### Requisitos
Reproduce la parte del texto sobre contratos de garantía que empieza en "Si la fianza" y acaba en "el mismo caso.", y sustituye "fiador" por "garante".

### Fragmento seleccionado
=====
El derecho natural hace responsables a los herederos de la obligación que pesa sobre el fidejusor, porque de la misma manera que continúan su personalidad para disfrutar los beneficios, deben continuarla para sufrir las cargas.

El deudor estará siempre obligado a pagar al fiador cuanto éste haya satisfecho por capital, intereses o gastos: la fianza se ha verificado a petición del deudor y para favorecerle, y no puede desconocerse la tácita convención, el lazo de derecho que entre él y el fiador se ha creado.

Si la fianza ha tenido lugar ignorándolo el deudor, unos quieren que el pago sea considerado como una tácita donación, mientras otros hacen nacer la obligación en favor del fiador de un cuasi contrato, parécenos que el derecho racional debe sancionar la primera opinión.

La fianza, como contrato accesorio, termina por todas las causas que concluyen el contrato principal, pues no existiendo éste, deja aquél de tener vida, y además, por causas que le son especiales: así, pues, terminará: 1.º, si el acreedor remite la caución, en cuyo caso queda subsistente el contrato que le dio origen, pero no el de garantía; 2.º, si el acreedor se convierte en heredero del deudor o del fiador; 3.º, si el deudor hereda al acreedor; 4.º, si el fiador se hallare en el mismo caso.

3. CONTRATO DE PRENDA es aquel por el cual el deudor da al acreedor, en seguridad de la deuda, una cosa, que deberá restituirle una vez pagada íntegramente aquélla. Como eminentemente accesorio no puede existir sin una obligación principal a que sirva de garantía.

El acreedor tiene derecho: 1.º, a conservar en su poder la cosa dada en prenda mientras exista la deuda; 2.º, a venderla caso de no ser satisfecha la obligación principal; 3.º, a cobrarse del precio de la cosa, entregando al deudor solamente el resto; 4.º, a cobrar los gastos hechos en la conservación de la cosa.

El derecho de prenda es indivisible en cuanto a que la prenda responde de la totalidad del crédito, de modo que no por pagar el deudor una parte puede exigir que se le devuelva parte igual de la prenda.

El deudor tiene derecho a exigir del acreedor que una vez solventada la deuda con intereses e impensas le devuelva la cosa dada en prenda.

4. La HIPOTECA, que realmente puede considerarse sólo como una variedad del contrato de prenda, tiene lugar siempre que el deudor da al acreedor como garantía de la obligación el derecho de cobrarse sobre el valor de un inmueble determinado. Como en todos los contratos, debemos examinar: 1.º, su esencia; 2.º, su justificación racional; 3.º, sus condiciones y especies.

La hipoteca, como la fianza, como la prenda, es un contrato accesorio y secundario que sólo existe como seguridad y garantía de una obligación preexistente. El carácter esencial y distintivo de este contrato consiste, por una parte, en que sólo puede recaer sobre la propiedad inmueble del deudor; y por otra, en que éste no se desnuda de ninguno de los derechos a la propiedad anejos, ni siquiera temporalmente de la posesión; grava la cosa haciéndola responsable de la obligación principal, disminuyendo así de cierta manera sus derechos señoriales, en tanto, en cuanto no puede desprenderse de la cosa, sin que la acompañe el gravamen de la hipoteca, como una carga real que pesa sobre la finca; pero, por lo demás, el deudor continúa poseyéndola, disfrutando de ella y de lo que produzca, pudiendo venderla, cederla, donarla, etc., aunque siempre con la responsabilidad indicada.
=====
### Muestras de datos
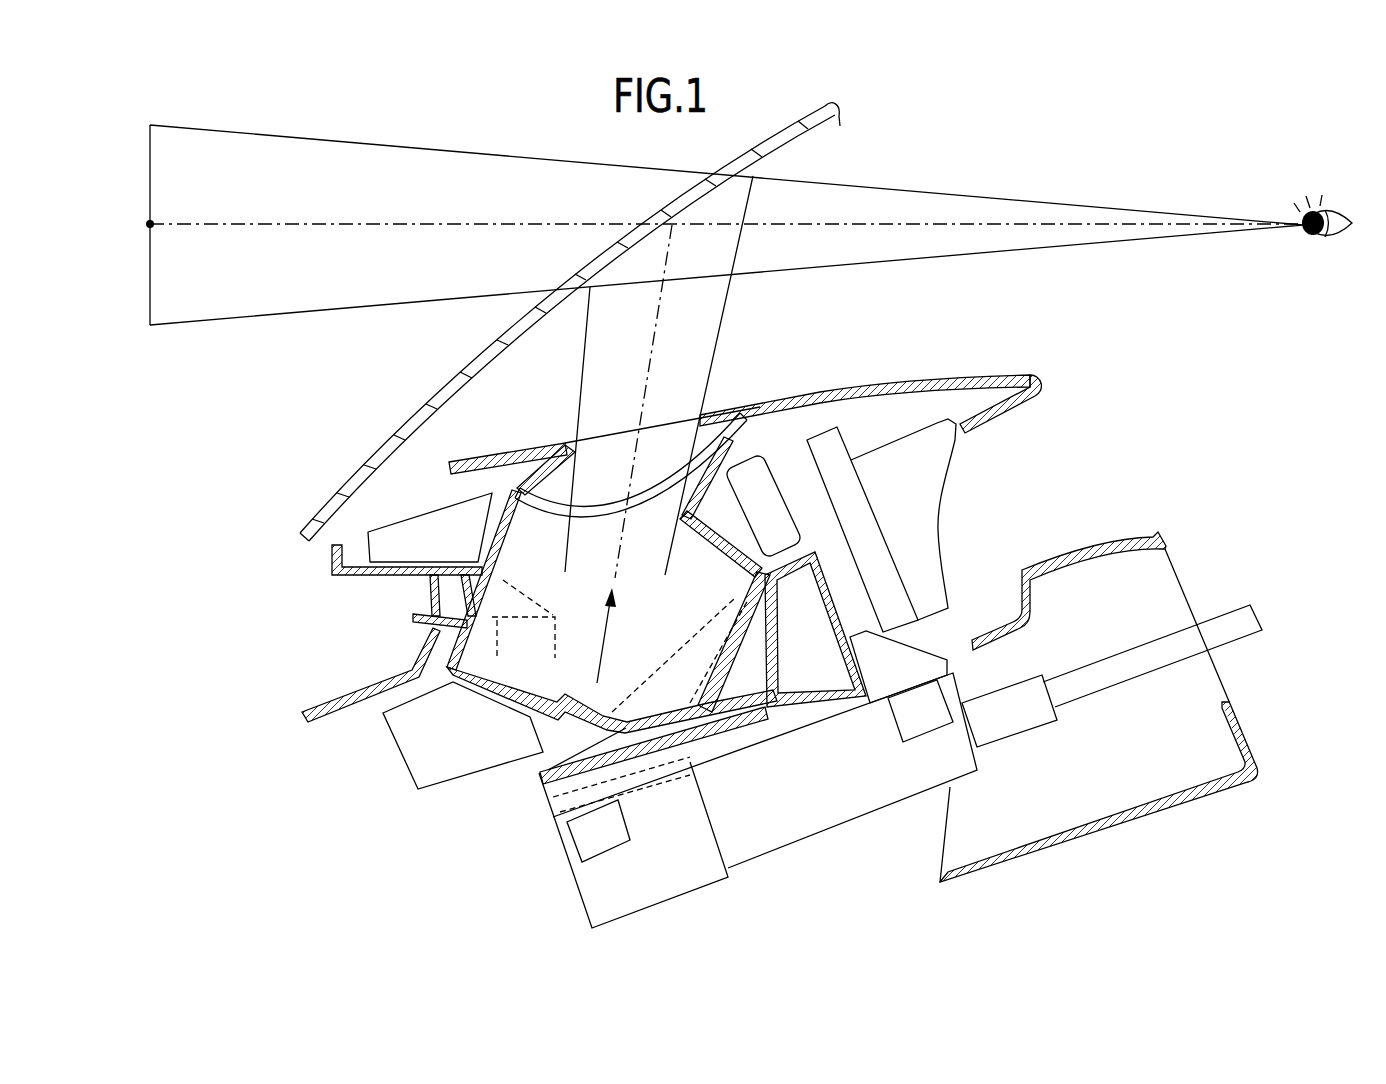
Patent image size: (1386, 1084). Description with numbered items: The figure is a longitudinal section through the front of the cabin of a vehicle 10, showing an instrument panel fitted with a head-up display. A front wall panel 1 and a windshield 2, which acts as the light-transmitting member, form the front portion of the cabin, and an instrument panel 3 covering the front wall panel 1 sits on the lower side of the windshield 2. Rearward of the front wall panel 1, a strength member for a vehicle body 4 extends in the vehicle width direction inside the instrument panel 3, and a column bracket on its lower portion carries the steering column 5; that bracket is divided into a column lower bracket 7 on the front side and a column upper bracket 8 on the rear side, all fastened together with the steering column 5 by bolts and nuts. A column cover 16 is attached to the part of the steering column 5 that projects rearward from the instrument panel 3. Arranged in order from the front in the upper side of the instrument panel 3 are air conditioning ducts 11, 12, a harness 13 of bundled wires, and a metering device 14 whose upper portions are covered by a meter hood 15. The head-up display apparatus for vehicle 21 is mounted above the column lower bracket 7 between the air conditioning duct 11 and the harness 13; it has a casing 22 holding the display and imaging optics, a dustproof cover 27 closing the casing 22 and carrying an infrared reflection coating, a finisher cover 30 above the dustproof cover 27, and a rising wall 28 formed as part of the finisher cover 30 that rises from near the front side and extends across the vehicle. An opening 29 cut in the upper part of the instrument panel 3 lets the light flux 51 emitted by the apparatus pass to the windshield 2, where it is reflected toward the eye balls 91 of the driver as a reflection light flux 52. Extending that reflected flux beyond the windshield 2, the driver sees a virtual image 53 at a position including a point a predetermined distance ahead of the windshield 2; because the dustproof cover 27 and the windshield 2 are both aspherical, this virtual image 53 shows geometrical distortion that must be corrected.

The front wall panel 1 is at (330, 697).
The windshield 2 is at (428, 392).
The instrument panel 3 is at (835, 388).
The strength member for a vehicle body 4 is at (813, 700).
The steering column 5 is at (688, 896).
The column lower bracket 7 is at (743, 683).
The column upper bracket 8 is at (880, 683).
The vehicle 10 is at (284, 459).
The air conditioning duct 11 is at (410, 538).
The air conditioning duct 12 is at (413, 757).
The harness 13 is at (762, 483).
The metering device 14 is at (940, 528).
The meter hood 15 is at (996, 375).
The column cover 16 is at (1183, 808).
The head-up display apparatus for vehicle 21 is at (611, 481).
The casing 22 is at (460, 648).
The dustproof cover 27 is at (664, 465).
The rising wall 28 is at (568, 483).
The opening 29 is at (712, 413).
The finisher cover 30 is at (530, 450).
The light flux 51 is at (727, 323).
The reflection light flux 52 is at (878, 186).
The virtual image 53 is at (724, 208).
The eye balls 91 is at (1342, 212).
=====
### Solución propuesta
Si la fianza ha tenido lugar ignorándolo el deudor, unos quieren que el pago sea considerado como una tácita donación, mientras otros hacen nacer la obligación en favor del garante de un cuasi contrato, parécenos que el derecho racional debe sancionar la primera opinión.

La fianza, como contrato accesorio, termina por todas las causas que concluyen el contrato principal, pues no existiendo éste, deja aquél de tener vida, y además, por causas que le son especiales: así, pues, terminará: 1.º, si el acreedor remite la caución, en cuyo caso queda subsistente el contrato que le dio origen, pero no el de garantía; 2.º, si el acreedor se convierte en heredero del deudor o del garante; 3.º, si el deudor hereda al acreedor; 4.º, si el garante se hallare en el mismo caso.